After my first exciting project, I focused on doing simpler things even though I always end up needing some unexpected feature, like that very simple contract with a video club that led me to have to figure out how to encode barcodes and get a matrix printer to print them with enough contrast. This makes me feel so old: people went to shops to rent movies, on tapes as big as a cigar box, dot matrix printers, researching standards in books, this is all so ancient now !

My main customer at the time was an architect studio doing a lot of expertise work for insurance companies. They go on site, analyse what’s going on, send notes to their small army of assistants who, back at the office, type and send the reports and archive copies. Bookcases and bookcases of reports, everywhere. This was before Novell owned the LAN market and they had a server that was connected to maybe eight PC’s via a serial cable each, there were cables running everywhere ! From a software standpoint, that server was really only visible as a shared disk, and every station directly wrote to it like if it were its own. I learned to be very defensive in my coding practice then, any discrepancy between the versions of the code the stations ran could lead to corrupting the database (which was still really a bunch of ISAM files). Corrupted databases led me to spending many nights fixing and restructuring the data while nobody was working, enjoying the photography of architecture books while machine was crunching through records.
##########
◆ Given instruction a:
Print the part of the programming memoir between "After my first" and "ancient now !", inclusive.

[Element region listings]
##########
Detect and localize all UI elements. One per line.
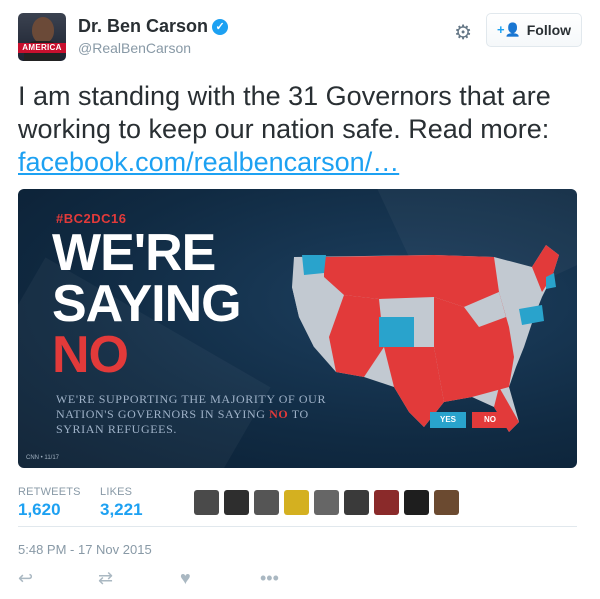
tweet-timestamp[interactable]: 5:48 PM - 17 Nov 2015 xyxy=(18,542,152,557)
avatar-face xyxy=(32,17,54,43)
reply-icon[interactable]: ↩ xyxy=(18,568,33,589)
author-name[interactable]: Dr. Ben Carson ✓ xyxy=(78,16,229,37)
retweets-stat[interactable]: RETWEETS 1,620 xyxy=(18,486,81,520)
tweet-media-image[interactable]: #BC2DC16 WE'RE SAYING NO WE'RE SUPPORTIN… xyxy=(18,189,577,468)
divider xyxy=(18,526,577,527)
media-title-line2: SAYING xyxy=(52,275,242,333)
tweet-header: AMERICA Dr. Ben Carson ✓ @RealBenCarson ⚙… xyxy=(18,13,582,63)
retweet-icon[interactable]: ⇄ xyxy=(98,568,113,589)
tweet-link[interactable]: facebook.com/realbencarson/… xyxy=(18,146,588,179)
author-handle[interactable]: @RealBenCarson xyxy=(78,40,191,56)
liker-avatar[interactable] xyxy=(374,490,399,515)
likes-count[interactable]: 3,221 xyxy=(100,500,143,520)
tweet-stats: RETWEETS 1,620 LIKES 3,221 xyxy=(18,486,577,526)
legend-no: NO xyxy=(472,412,508,428)
liker-avatars xyxy=(194,490,459,515)
likes-label: LIKES xyxy=(100,486,133,498)
likes-stat[interactable]: LIKES 3,221 xyxy=(100,486,143,520)
map-region-neutral xyxy=(292,277,329,347)
follow-button[interactable]: +👤 Follow xyxy=(486,13,582,47)
add-user-icon: +👤 xyxy=(496,22,521,37)
retweets-label: RETWEETS xyxy=(18,486,81,498)
heart-icon[interactable]: ♥ xyxy=(180,568,191,589)
author-name-text[interactable]: Dr. Ben Carson xyxy=(78,16,208,36)
media-title-line3: NO xyxy=(52,326,129,384)
map-region-yes xyxy=(302,255,326,275)
gear-icon[interactable]: ⚙ xyxy=(454,20,472,45)
media-credit: CNN • 11/17 xyxy=(26,455,60,461)
liker-avatar[interactable] xyxy=(284,490,309,515)
liker-avatar[interactable] xyxy=(404,490,429,515)
follow-label: Follow xyxy=(526,22,572,38)
tweet-body: I am standing with the 31 Governors that… xyxy=(18,81,551,144)
retweets-count[interactable]: 1,620 xyxy=(18,500,81,520)
more-icon[interactable]: ••• xyxy=(260,568,279,589)
avatar-band-text: AMERICA xyxy=(18,43,66,53)
legend-yes: YES xyxy=(430,412,466,428)
tweet-text: I am standing with the 31 Governors that… xyxy=(18,80,588,179)
liker-avatar[interactable] xyxy=(194,490,219,515)
media-title-line1: WE'RE xyxy=(52,224,216,282)
liker-avatar[interactable] xyxy=(314,490,339,515)
liker-avatar[interactable] xyxy=(434,490,459,515)
liker-avatar[interactable] xyxy=(344,490,369,515)
liker-avatar[interactable] xyxy=(254,490,279,515)
map-region-yes xyxy=(379,317,414,347)
avatar[interactable]: AMERICA xyxy=(18,13,66,61)
liker-avatar[interactable] xyxy=(224,490,249,515)
verified-badge-icon: ✓ xyxy=(212,19,229,35)
us-governors-map xyxy=(292,245,559,432)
##########
◆ Given instruction b:
Arrange the lines of the records between the lines holding "tweet-timestamp[interactable]: 5:48 PM" and "tweet-media-image[interactable]: #BC2DC16 WE'RE", inclusive, as a Markdown table with the columns n and Line, leaving out blank lines.

◆ Task answer a:
After my first exciting project, I focused on doing simpler things even though I always end up needing some unexpected feature, like that very simple contract with a video club that led me to have to figure out how to encode barcodes and get a matrix printer to print them with enough contrast. This makes me feel so old: people went to shops to rent movies, on tapes as big as a cigar box, dot matrix printers, researching standards in books, this is all so ancient now !

◆ Task answer b:
| n | Line |
|---|---|
| 1 | tweet-timestamp[interactable]: 5:48 PM - 17 Nov 2015 xyxy=(18,542,152,557) |
| 2 | avatar-face xyxy=(32,17,54,43) |
| 3 | reply-icon[interactable]: ↩ xyxy=(18,568,33,589) |
| 4 | author-name[interactable]: Dr. Ben Carson ✓ xyxy=(78,16,229,37) |
| 5 | retweets-stat[interactable]: RETWEETS 1,620 xyxy=(18,486,81,520) |
| 6 | tweet-media-image[interactable]: #BC2DC16 WE'RE SAYING NO WE'RE SUPPORTIN… xyxy=(18,189,577,468) |